Exercise » Without the images, write out all of the following entries exactly.

(A run of records)
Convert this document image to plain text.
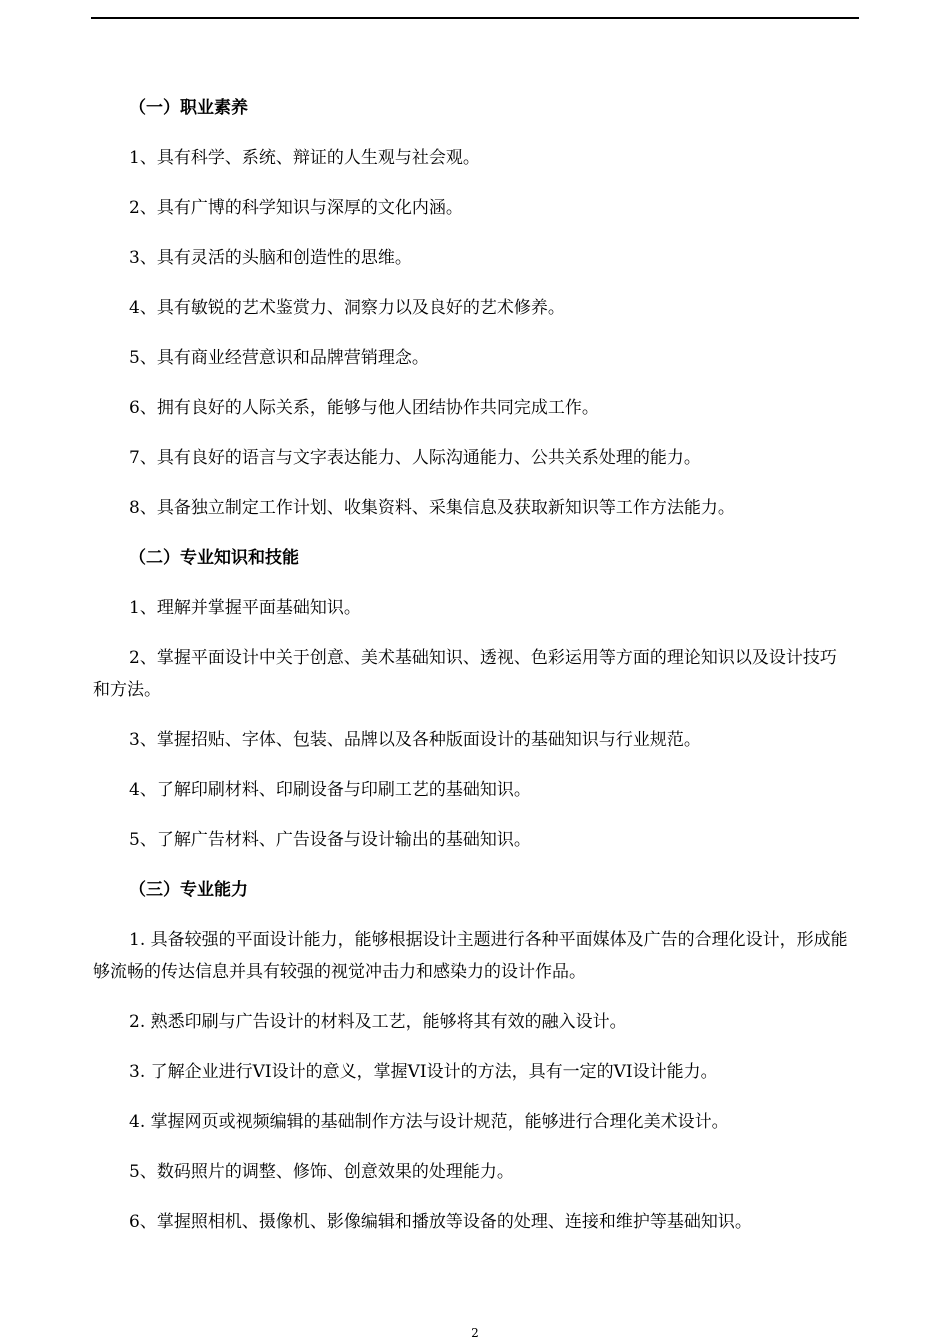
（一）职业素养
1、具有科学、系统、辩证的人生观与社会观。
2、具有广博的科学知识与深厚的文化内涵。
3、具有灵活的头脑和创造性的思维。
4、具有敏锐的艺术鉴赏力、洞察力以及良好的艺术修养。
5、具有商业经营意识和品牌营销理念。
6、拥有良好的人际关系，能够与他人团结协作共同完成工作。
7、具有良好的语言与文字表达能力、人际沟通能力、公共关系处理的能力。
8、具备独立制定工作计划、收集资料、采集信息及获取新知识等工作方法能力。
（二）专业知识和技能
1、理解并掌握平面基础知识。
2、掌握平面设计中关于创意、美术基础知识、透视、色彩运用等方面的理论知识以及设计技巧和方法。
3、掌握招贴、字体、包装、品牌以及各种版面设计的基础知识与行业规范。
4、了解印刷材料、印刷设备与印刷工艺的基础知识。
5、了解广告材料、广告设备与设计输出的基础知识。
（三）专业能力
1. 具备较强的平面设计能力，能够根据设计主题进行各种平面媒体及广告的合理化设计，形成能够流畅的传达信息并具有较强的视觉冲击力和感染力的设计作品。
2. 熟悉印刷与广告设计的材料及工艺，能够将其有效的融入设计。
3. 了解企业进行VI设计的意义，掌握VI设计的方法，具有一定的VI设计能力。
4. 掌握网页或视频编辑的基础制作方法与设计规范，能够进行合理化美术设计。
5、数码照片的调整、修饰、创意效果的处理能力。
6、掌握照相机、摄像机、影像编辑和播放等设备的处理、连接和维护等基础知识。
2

Response to this task »
Convert this document image to plain text.
（一）职业素养
1、具有科学、系统、辩证的人生观与社会观。
2、具有广博的科学知识与深厚的文化内涵。
3、具有灵活的头脑和创造性的思维。
4、具有敏锐的艺术鉴赏力、洞察力以及良好的艺术修养。
5、具有商业经营意识和品牌营销理念。
6、拥有良好的人际关系，能够与他人团结协作共同完成工作。
7、具有良好的语言与文字表达能力、人际沟通能力、公共关系处理的能力。
8、具备独立制定工作计划、收集资料、采集信息及获取新知识等工作方法能力。
（二）专业知识和技能
1、理解并掌握平面基础知识。
2、掌握平面设计中关于创意、美术基础知识、透视、色彩运用等方面的理论知识以及设计技巧和方法。
3、掌握招贴、字体、包装、品牌以及各种版面设计的基础知识与行业规范。
4、了解印刷材料、印刷设备与印刷工艺的基础知识。
5、了解广告材料、广告设备与设计输出的基础知识。
（三）专业能力
1. 具备较强的平面设计能力，能够根据设计主题进行各种平面媒体及广告的合理化设计，形成能够流畅的传达信息并具有较强的视觉冲击力和感染力的设计作品。
2. 熟悉印刷与广告设计的材料及工艺，能够将其有效的融入设计。
3. 了解企业进行VI设计的意义，掌握VI设计的方法，具有一定的VI设计能力。
4. 掌握网页或视频编辑的基础制作方法与设计规范，能够进行合理化美术设计。
5、数码照片的调整、修饰、创意效果的处理能力。
6、掌握照相机、摄像机、影像编辑和播放等设备的处理、连接和维护等基础知识。
2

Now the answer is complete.